● Stated problem:
Determine the number of lines in the listing below where the string "receptores" occurs; answer with the number alone.

- - -

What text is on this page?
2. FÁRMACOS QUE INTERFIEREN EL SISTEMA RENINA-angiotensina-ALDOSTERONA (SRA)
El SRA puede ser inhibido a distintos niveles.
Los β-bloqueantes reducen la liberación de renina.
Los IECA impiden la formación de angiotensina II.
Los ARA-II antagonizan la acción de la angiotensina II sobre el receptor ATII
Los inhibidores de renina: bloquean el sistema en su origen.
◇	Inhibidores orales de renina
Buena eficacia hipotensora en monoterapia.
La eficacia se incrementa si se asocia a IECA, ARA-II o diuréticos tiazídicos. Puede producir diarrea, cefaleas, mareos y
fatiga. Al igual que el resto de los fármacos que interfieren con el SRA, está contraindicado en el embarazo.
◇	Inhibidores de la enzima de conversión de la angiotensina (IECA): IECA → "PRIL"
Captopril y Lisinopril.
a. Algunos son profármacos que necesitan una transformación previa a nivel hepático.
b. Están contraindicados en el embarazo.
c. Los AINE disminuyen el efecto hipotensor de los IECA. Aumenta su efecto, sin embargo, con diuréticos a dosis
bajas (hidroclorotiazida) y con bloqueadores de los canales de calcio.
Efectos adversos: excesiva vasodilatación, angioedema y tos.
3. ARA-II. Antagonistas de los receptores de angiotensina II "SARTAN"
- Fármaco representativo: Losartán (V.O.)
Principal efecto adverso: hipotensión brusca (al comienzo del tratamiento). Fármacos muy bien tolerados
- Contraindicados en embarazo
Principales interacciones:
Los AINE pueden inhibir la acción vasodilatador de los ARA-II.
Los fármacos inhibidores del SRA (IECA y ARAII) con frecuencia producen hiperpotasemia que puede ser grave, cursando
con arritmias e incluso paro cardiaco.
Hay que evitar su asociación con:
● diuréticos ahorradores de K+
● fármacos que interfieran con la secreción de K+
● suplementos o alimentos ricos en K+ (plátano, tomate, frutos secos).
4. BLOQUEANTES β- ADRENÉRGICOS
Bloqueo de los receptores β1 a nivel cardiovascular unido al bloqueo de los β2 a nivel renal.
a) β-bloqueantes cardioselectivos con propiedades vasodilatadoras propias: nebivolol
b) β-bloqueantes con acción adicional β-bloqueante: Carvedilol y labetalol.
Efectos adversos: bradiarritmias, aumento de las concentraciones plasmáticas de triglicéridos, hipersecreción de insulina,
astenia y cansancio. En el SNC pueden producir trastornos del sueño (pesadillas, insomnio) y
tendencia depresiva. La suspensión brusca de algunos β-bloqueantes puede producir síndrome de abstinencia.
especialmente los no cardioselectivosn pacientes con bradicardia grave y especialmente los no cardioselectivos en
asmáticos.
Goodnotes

- - -

● The completed task:
2